THE TASK ▸ The data below must be copied in full and without any change.

RECORDS FOR THIS TASK ▸
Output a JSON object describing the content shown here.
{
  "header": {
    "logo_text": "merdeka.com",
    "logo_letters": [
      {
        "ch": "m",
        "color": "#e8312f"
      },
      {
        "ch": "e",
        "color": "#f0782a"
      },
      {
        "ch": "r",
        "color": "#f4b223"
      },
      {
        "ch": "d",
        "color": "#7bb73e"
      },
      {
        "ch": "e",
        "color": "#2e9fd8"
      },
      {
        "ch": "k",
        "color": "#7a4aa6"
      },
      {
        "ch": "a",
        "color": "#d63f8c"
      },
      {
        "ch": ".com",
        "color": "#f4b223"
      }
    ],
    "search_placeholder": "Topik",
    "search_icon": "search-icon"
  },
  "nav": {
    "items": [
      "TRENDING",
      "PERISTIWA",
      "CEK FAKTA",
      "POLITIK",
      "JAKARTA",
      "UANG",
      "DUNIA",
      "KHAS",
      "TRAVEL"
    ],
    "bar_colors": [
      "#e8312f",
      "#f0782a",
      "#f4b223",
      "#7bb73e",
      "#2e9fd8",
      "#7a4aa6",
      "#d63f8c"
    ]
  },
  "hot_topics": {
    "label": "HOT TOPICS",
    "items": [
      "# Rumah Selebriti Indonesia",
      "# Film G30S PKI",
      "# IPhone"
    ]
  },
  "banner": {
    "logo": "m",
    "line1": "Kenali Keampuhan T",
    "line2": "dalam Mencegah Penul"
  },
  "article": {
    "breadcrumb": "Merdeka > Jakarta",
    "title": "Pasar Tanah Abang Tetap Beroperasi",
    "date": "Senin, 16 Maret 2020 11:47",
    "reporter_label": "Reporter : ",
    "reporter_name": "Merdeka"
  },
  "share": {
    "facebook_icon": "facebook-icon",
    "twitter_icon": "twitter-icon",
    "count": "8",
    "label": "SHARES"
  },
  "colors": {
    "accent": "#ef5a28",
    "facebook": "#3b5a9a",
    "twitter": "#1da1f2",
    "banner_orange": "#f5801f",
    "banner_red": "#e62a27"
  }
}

FULL ANSWER ▸
Output a JSON object describing the content shown here.
{
  "header": {
    "logo_text": "merdeka.com",
    "logo_letters": [
      {
        "ch": "m",
        "color": "#e8312f"
      },
      {
        "ch": "e",
        "color": "#f0782a"
      },
      {
        "ch": "r",
        "color": "#f4b223"
      },
      {
        "ch": "d",
        "color": "#7bb73e"
      },
      {
        "ch": "e",
        "color": "#2e9fd8"
      },
      {
        "ch": "k",
        "color": "#7a4aa6"
      },
      {
        "ch": "a",
        "color": "#d63f8c"
      },
      {
        "ch": ".com",
        "color": "#f4b223"
      }
    ],
    "search_placeholder": "Topik",
    "search_icon": "search-icon"
  },
  "nav": {
    "items": [
      "TRENDING",
      "PERISTIWA",
      "CEK FAKTA",
      "POLITIK",
      "JAKARTA",
      "UANG",
      "DUNIA",
      "KHAS",
      "TRAVEL"
    ],
    "bar_colors": [
      "#e8312f",
      "#f0782a",
      "#f4b223",
      "#7bb73e",
      "#2e9fd8",
      "#7a4aa6",
      "#d63f8c"
    ]
  },
  "hot_topics": {
    "label": "HOT TOPICS",
    "items": [
      "# Rumah Selebriti Indonesia",
      "# Film G30S PKI",
      "# IPhone"
    ]
  },
  "banner": {
    "logo": "m",
    "line1": "Kenali Keampuhan T",
    "line2": "dalam Mencegah Penul"
  },
  "article": {
    "breadcrumb": "Merdeka > Jakarta",
    "title": "Pasar Tanah Abang Tetap Beroperasi",
    "date": "Senin, 16 Maret 2020 11:47",
    "reporter_label": "Reporter : ",
    "reporter_name": "Merdeka"
  },
  "share": {
    "facebook_icon": "facebook-icon",
    "twitter_icon": "twitter-icon",
    "count": "8",
    "label": "SHARES"
  },
  "colors": {
    "accent": "#ef5a28",
    "facebook": "#3b5a9a",
    "twitter": "#1da1f2",
    "banner_orange": "#f5801f",
    "banner_red": "#e62a27"
  }
}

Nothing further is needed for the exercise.